→ **Your task**
Go over the listing below line by line and tally those containing "degrees". Give only the tally.

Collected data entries
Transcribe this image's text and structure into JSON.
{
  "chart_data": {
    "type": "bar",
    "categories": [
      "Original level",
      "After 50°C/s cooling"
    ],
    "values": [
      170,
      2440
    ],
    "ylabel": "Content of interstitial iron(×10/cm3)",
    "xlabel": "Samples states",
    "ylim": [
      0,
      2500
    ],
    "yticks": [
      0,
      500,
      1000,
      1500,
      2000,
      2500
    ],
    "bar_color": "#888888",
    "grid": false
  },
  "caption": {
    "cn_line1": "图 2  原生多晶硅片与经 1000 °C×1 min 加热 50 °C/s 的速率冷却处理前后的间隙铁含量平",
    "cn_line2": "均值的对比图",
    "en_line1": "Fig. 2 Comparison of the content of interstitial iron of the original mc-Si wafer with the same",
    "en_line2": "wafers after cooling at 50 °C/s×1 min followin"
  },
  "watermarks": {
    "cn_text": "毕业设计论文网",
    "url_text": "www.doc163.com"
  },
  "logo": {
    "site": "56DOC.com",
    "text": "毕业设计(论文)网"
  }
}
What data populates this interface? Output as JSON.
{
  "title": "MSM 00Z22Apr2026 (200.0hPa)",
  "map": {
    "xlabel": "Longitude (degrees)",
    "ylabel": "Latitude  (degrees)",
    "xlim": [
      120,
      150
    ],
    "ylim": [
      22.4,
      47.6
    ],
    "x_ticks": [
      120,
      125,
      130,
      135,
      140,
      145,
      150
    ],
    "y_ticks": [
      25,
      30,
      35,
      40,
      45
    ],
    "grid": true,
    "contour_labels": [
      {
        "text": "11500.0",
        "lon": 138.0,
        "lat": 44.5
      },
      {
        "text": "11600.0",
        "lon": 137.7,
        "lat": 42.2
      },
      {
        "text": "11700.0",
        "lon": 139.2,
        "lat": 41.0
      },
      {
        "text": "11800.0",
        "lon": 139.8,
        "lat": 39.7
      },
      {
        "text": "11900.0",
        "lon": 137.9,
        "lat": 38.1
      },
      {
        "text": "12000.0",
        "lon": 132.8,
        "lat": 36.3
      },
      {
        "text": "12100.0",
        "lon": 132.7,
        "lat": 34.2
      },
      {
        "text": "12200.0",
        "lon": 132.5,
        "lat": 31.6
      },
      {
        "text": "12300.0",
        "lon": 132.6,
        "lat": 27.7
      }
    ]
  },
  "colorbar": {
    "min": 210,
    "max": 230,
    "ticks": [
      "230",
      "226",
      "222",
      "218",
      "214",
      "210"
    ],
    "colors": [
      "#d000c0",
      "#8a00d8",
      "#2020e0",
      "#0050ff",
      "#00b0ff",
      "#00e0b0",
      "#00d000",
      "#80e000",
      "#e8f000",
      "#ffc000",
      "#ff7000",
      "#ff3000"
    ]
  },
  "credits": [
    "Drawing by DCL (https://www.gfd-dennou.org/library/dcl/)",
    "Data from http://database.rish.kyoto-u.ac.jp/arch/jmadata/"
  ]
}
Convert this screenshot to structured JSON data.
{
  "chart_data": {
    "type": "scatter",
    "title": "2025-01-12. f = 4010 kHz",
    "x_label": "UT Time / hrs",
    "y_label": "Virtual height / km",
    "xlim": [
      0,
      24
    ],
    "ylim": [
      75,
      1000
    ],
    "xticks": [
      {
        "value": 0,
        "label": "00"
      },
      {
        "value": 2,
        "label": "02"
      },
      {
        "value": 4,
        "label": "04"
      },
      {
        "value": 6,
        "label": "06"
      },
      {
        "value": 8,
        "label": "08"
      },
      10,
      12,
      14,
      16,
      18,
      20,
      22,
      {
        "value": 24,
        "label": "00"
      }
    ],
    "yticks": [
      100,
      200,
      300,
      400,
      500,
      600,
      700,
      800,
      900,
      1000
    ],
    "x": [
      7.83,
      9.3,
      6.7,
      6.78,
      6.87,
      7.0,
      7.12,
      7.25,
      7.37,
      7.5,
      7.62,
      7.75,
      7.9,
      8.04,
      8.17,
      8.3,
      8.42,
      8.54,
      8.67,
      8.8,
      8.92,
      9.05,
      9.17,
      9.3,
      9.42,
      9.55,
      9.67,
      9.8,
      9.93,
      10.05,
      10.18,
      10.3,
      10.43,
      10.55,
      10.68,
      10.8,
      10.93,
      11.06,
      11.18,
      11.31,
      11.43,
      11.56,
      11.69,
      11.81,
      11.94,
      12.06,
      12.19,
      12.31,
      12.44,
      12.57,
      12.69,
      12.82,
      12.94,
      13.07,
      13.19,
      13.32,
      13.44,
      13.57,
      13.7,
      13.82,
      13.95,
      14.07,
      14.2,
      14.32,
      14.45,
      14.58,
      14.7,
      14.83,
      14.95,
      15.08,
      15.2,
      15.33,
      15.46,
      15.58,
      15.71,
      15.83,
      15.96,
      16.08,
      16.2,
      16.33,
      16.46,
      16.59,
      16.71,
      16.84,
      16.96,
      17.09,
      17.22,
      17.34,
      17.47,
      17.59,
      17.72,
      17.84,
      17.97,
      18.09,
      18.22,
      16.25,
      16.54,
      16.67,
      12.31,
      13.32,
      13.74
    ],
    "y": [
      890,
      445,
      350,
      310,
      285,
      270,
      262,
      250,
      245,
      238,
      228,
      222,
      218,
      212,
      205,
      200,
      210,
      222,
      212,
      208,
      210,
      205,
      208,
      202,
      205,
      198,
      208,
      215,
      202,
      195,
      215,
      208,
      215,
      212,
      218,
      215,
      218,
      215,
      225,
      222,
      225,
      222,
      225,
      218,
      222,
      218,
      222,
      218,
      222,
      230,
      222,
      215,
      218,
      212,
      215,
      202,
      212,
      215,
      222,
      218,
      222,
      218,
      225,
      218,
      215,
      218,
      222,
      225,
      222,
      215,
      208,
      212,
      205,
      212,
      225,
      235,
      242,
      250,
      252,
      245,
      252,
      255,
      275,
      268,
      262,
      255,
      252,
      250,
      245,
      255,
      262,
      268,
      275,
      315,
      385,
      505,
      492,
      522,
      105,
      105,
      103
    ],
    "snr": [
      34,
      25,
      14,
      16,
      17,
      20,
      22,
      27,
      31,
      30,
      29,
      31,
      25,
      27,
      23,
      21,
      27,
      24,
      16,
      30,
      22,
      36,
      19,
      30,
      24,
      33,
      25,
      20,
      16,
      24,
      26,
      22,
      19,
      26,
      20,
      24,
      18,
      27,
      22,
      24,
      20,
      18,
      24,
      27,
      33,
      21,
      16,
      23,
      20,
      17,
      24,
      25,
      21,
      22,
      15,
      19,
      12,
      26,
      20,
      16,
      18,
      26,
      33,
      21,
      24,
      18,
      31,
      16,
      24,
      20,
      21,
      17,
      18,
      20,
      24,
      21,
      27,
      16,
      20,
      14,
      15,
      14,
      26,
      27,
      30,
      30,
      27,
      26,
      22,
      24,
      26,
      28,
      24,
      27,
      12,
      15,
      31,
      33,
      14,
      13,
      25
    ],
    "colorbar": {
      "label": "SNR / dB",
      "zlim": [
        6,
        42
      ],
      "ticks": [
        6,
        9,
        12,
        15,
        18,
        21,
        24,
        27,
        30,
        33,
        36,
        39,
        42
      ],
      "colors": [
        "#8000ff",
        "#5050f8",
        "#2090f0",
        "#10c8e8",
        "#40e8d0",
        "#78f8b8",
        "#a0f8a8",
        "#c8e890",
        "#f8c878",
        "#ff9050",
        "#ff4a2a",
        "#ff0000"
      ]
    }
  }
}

→ **Solution to this task**
2